══ STORED DATA

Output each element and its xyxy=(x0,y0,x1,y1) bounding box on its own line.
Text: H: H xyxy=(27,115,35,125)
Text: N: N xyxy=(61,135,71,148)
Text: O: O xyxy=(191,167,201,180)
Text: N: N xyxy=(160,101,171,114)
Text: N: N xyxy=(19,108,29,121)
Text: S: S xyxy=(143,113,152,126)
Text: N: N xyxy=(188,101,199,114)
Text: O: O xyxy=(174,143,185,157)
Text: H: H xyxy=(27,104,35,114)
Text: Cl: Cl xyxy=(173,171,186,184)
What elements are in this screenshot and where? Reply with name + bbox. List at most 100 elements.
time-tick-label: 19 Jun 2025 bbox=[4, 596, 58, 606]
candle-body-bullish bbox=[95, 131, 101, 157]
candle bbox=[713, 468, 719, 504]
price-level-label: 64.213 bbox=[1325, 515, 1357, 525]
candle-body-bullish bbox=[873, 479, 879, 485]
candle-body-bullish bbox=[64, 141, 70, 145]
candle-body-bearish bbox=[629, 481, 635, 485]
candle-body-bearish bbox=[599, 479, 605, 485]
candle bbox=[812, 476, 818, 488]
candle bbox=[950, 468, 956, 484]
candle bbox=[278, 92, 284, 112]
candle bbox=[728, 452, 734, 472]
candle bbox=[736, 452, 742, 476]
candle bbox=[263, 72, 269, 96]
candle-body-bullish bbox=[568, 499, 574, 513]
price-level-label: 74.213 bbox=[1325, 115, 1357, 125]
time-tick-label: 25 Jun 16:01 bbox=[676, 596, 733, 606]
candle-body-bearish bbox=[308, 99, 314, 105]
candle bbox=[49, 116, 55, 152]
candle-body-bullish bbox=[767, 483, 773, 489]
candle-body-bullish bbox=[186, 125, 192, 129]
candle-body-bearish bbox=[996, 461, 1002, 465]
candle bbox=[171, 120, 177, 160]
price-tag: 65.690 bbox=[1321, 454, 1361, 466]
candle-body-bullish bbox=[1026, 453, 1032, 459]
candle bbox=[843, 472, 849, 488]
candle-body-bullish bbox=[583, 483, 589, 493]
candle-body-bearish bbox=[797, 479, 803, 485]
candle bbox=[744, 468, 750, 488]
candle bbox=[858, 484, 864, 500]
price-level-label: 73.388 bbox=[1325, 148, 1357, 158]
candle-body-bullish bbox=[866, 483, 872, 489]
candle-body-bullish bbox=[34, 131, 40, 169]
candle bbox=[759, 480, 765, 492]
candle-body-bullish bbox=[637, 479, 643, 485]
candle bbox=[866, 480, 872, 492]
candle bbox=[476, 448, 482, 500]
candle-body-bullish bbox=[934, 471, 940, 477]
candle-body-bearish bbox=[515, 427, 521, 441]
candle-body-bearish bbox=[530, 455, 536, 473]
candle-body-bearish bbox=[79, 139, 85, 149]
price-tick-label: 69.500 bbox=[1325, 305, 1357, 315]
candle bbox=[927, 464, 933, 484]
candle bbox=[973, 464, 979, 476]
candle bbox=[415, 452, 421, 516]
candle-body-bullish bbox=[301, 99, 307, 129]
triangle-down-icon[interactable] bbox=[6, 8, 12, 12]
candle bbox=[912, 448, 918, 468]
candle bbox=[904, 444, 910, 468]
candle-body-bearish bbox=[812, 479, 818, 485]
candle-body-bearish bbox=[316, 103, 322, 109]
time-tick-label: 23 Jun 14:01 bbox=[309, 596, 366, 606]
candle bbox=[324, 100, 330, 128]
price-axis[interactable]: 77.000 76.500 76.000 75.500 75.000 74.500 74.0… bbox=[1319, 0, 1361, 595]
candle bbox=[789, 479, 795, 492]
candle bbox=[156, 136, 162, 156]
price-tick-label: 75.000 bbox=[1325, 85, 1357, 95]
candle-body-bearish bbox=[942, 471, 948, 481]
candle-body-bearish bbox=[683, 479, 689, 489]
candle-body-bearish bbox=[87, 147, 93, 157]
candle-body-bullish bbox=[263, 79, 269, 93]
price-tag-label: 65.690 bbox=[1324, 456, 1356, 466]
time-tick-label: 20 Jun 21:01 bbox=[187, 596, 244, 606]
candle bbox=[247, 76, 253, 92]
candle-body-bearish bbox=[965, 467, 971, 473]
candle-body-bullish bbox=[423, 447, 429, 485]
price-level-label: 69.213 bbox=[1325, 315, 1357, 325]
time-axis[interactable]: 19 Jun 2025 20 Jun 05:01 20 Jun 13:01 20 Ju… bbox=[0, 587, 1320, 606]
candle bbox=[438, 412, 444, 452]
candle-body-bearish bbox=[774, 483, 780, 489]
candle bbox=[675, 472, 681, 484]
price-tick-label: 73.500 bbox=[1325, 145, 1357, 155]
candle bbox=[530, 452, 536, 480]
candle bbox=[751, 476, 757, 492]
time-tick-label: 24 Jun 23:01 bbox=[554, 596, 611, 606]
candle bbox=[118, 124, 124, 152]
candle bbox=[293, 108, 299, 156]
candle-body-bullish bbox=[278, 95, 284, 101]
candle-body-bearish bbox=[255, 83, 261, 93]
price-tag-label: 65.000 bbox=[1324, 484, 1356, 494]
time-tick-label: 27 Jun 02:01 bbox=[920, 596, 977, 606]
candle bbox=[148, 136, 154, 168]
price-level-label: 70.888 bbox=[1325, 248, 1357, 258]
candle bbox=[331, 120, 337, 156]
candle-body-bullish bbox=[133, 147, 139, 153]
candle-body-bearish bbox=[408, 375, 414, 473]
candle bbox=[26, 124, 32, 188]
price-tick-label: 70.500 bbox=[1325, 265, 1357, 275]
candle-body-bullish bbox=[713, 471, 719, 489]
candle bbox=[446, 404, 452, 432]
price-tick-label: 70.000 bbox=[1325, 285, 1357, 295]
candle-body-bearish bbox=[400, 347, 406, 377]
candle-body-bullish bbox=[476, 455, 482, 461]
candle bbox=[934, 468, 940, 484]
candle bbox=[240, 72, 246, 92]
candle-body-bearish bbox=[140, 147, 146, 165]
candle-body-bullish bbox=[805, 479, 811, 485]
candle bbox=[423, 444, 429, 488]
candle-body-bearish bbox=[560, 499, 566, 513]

════

> [EXERCISE PROMPT] Transcribe every one of the items above line for line, without changing a single character.

> [WRITTEN SOLUTION]
Output each element and its xyxy=(x0,y0,x1,y1) bounding box on its own line.
Text: H: H xyxy=(27,115,35,125)
Text: N: N xyxy=(61,135,71,148)
Text: O: O xyxy=(191,167,201,180)
Text: N: N xyxy=(160,101,171,114)
Text: N: N xyxy=(19,108,29,121)
Text: S: S xyxy=(143,113,152,126)
Text: N: N xyxy=(188,101,199,114)
Text: O: O xyxy=(174,143,185,157)
Text: H: H xyxy=(27,104,35,114)
Text: Cl: Cl xyxy=(173,171,186,184)
What elements are in this screenshot and where? Reply with name + bbox. List at most 100 elements.
time-tick-label: 19 Jun 2025 bbox=[4, 596, 58, 606]
candle-body-bullish bbox=[95, 131, 101, 157]
candle bbox=[713, 468, 719, 504]
price-level-label: 64.213 bbox=[1325, 515, 1357, 525]
candle-body-bullish bbox=[873, 479, 879, 485]
candle-body-bullish bbox=[64, 141, 70, 145]
candle-body-bearish bbox=[629, 481, 635, 485]
candle-body-bearish bbox=[599, 479, 605, 485]
candle bbox=[812, 476, 818, 488]
candle bbox=[950, 468, 956, 484]
candle bbox=[278, 92, 284, 112]
candle bbox=[728, 452, 734, 472]
candle bbox=[736, 452, 742, 476]
candle bbox=[263, 72, 269, 96]
candle-body-bullish bbox=[568, 499, 574, 513]
price-level-label: 74.213 bbox=[1325, 115, 1357, 125]
time-tick-label: 25 Jun 16:01 bbox=[676, 596, 733, 606]
candle-body-bearish bbox=[308, 99, 314, 105]
candle bbox=[49, 116, 55, 152]
candle-body-bullish bbox=[767, 483, 773, 489]
candle-body-bullish bbox=[186, 125, 192, 129]
candle-body-bearish bbox=[996, 461, 1002, 465]
candle bbox=[171, 120, 177, 160]
price-tag: 65.690 bbox=[1321, 454, 1361, 466]
candle-body-bullish bbox=[1026, 453, 1032, 459]
candle bbox=[843, 472, 849, 488]
candle-body-bullish bbox=[583, 483, 589, 493]
candle-body-bearish bbox=[797, 479, 803, 485]
candle bbox=[744, 468, 750, 488]
candle bbox=[858, 484, 864, 500]
price-level-label: 73.388 bbox=[1325, 148, 1357, 158]
candle-body-bullish bbox=[866, 483, 872, 489]
candle-body-bullish bbox=[34, 131, 40, 169]
candle bbox=[759, 480, 765, 492]
candle-body-bullish bbox=[637, 479, 643, 485]
candle bbox=[866, 480, 872, 492]
candle bbox=[476, 448, 482, 500]
candle-body-bullish bbox=[934, 471, 940, 477]
candle-body-bearish bbox=[515, 427, 521, 441]
candle-body-bearish bbox=[530, 455, 536, 473]
candle-body-bearish bbox=[79, 139, 85, 149]
price-tick-label: 69.500 bbox=[1325, 305, 1357, 315]
candle bbox=[927, 464, 933, 484]
candle bbox=[973, 464, 979, 476]
candle bbox=[415, 452, 421, 516]
candle-body-bullish bbox=[301, 99, 307, 129]
triangle-down-icon[interactable] bbox=[6, 8, 12, 12]
candle bbox=[912, 448, 918, 468]
candle bbox=[904, 444, 910, 468]
candle-body-bearish bbox=[812, 479, 818, 485]
candle-body-bearish bbox=[316, 103, 322, 109]
time-tick-label: 23 Jun 14:01 bbox=[309, 596, 366, 606]
candle bbox=[324, 100, 330, 128]
price-axis[interactable]: 77.000 76.500 76.000 75.500 75.000 74.500 74.0… bbox=[1319, 0, 1361, 595]
candle bbox=[789, 479, 795, 492]
candle bbox=[156, 136, 162, 156]
price-tick-label: 75.000 bbox=[1325, 85, 1357, 95]
candle-body-bearish bbox=[942, 471, 948, 481]
candle-body-bearish bbox=[683, 479, 689, 489]
candle-body-bearish bbox=[87, 147, 93, 157]
candle-body-bullish bbox=[263, 79, 269, 93]
price-tag-label: 65.690 bbox=[1324, 456, 1356, 466]
time-tick-label: 20 Jun 21:01 bbox=[187, 596, 244, 606]
candle bbox=[247, 76, 253, 92]
candle-body-bearish bbox=[965, 467, 971, 473]
candle-body-bullish bbox=[423, 447, 429, 485]
price-level-label: 69.213 bbox=[1325, 315, 1357, 325]
time-axis[interactable]: 19 Jun 2025 20 Jun 05:01 20 Jun 13:01 20 Ju… bbox=[0, 587, 1320, 606]
candle bbox=[438, 412, 444, 452]
candle-body-bearish bbox=[774, 483, 780, 489]
candle bbox=[675, 472, 681, 484]
price-tick-label: 73.500 bbox=[1325, 145, 1357, 155]
candle bbox=[530, 452, 536, 480]
candle bbox=[751, 476, 757, 492]
time-tick-label: 24 Jun 23:01 bbox=[554, 596, 611, 606]
candle bbox=[118, 124, 124, 152]
candle bbox=[293, 108, 299, 156]
candle-body-bullish bbox=[278, 95, 284, 101]
candle-body-bearish bbox=[255, 83, 261, 93]
price-tag-label: 65.000 bbox=[1324, 484, 1356, 494]
time-tick-label: 27 Jun 02:01 bbox=[920, 596, 977, 606]
candle bbox=[148, 136, 154, 168]
price-level-label: 70.888 bbox=[1325, 248, 1357, 258]
candle bbox=[331, 120, 337, 156]
candle-body-bullish bbox=[133, 147, 139, 153]
candle-body-bearish bbox=[408, 375, 414, 473]
candle bbox=[26, 124, 32, 188]
price-tick-label: 70.500 bbox=[1325, 265, 1357, 275]
candle-body-bullish bbox=[713, 471, 719, 489]
candle bbox=[446, 404, 452, 432]
price-tick-label: 70.000 bbox=[1325, 285, 1357, 295]
candle-body-bearish bbox=[400, 347, 406, 377]
candle-body-bullish bbox=[476, 455, 482, 461]
candle bbox=[934, 468, 940, 484]
candle bbox=[240, 72, 246, 92]
candle-body-bearish bbox=[140, 147, 146, 165]
candle-body-bullish bbox=[805, 479, 811, 485]
candle bbox=[423, 444, 429, 488]
candle-body-bearish bbox=[560, 499, 566, 513]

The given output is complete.